Gather all lines from the material that contain the word "黒字顧客".
* * * * * * * * *
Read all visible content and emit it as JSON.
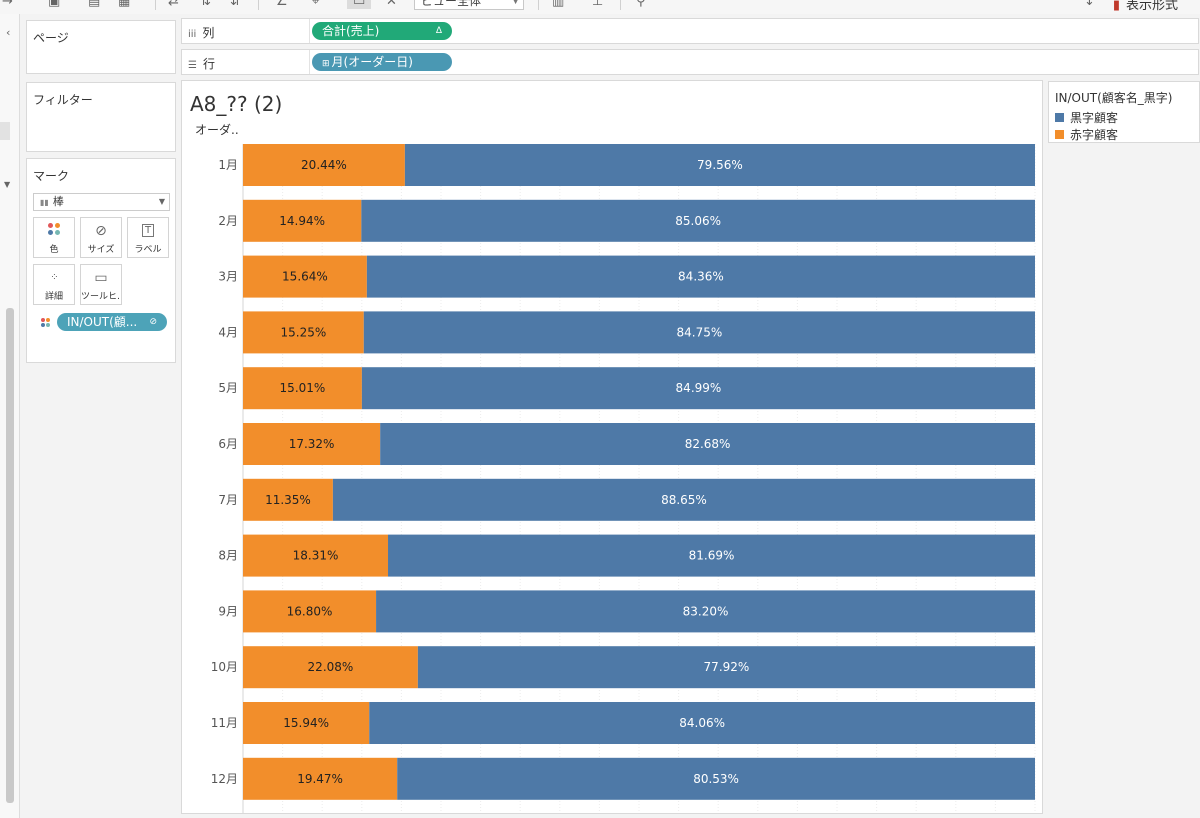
{
  "toolbar": {
    "view_dropdown": "ビュー全体",
    "show_me_label": "表示形式"
  },
  "left_panel": {
    "pages_title": "ページ",
    "filters_title": "フィルター",
    "marks_title": "マーク",
    "mark_type": "棒",
    "mark_buttons": [
      {
        "label": "色",
        "icon": "color-dots-icon"
      },
      {
        "label": "サイズ",
        "icon": "size-icon"
      },
      {
        "label": "ラベル",
        "icon": "label-t-icon"
      },
      {
        "label": "詳細",
        "icon": "detail-dots-icon"
      },
      {
        "label": "ツールヒ…",
        "icon": "tooltip-icon"
      }
    ],
    "mark_pill": "IN/OUT(顧..."
  },
  "shelves": {
    "columns_label": "列",
    "columns_pill": "合計(売上)",
    "columns_pill_icon": "Δ",
    "rows_label": "行",
    "rows_pill": "月(オーダー日)"
  },
  "view": {
    "title": "A8_?? (2)",
    "row_header": "オーダ.."
  },
  "legend": {
    "title": "IN/OUT(顧客名_黒字)",
    "items": [
      {
        "label": "黒字顧客",
        "color": "#4e79a7"
      },
      {
        "label": "赤字顧客",
        "color": "#f28e2b"
      }
    ]
  },
  "chart_data": {
    "type": "bar",
    "orientation": "horizontal",
    "stacked": "percent",
    "categories": [
      "1月",
      "2月",
      "3月",
      "4月",
      "5月",
      "6月",
      "7月",
      "8月",
      "9月",
      "10月",
      "11月",
      "12月"
    ],
    "series": [
      {
        "name": "赤字顧客",
        "color": "#f28e2b",
        "values": [
          20.44,
          14.94,
          15.64,
          15.25,
          15.01,
          17.32,
          11.35,
          18.31,
          16.8,
          22.08,
          15.94,
          19.47
        ]
      },
      {
        "name": "黒字顧客",
        "color": "#4e79a7",
        "values": [
          79.56,
          85.06,
          84.36,
          84.75,
          84.99,
          82.68,
          88.65,
          81.69,
          83.2,
          77.92,
          84.06,
          80.53
        ]
      }
    ],
    "value_labels": {
      "赤字顧客": [
        "20.44%",
        "14.94%",
        "15.64%",
        "15.25%",
        "15.01%",
        "17.32%",
        "11.35%",
        "18.31%",
        "16.80%",
        "22.08%",
        "15.94%",
        "19.47%"
      ],
      "黒字顧客": [
        "79.56%",
        "85.06%",
        "84.36%",
        "84.75%",
        "84.99%",
        "82.68%",
        "88.65%",
        "81.69%",
        "83.20%",
        "77.92%",
        "84.06%",
        "80.53%"
      ]
    },
    "xlim": [
      0,
      100
    ],
    "grid": true,
    "label_colors": {
      "赤字顧客": "#222222",
      "黒字顧客": "#ffffff"
    }
  }
}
* * * * * * * * *
*SOLUTION FOR THIS EXERCISE*:
        "label": "黒字顧客",
        "name": "黒字顧客",
      "黒字顧客": [
      "黒字顧客": "#ffffff"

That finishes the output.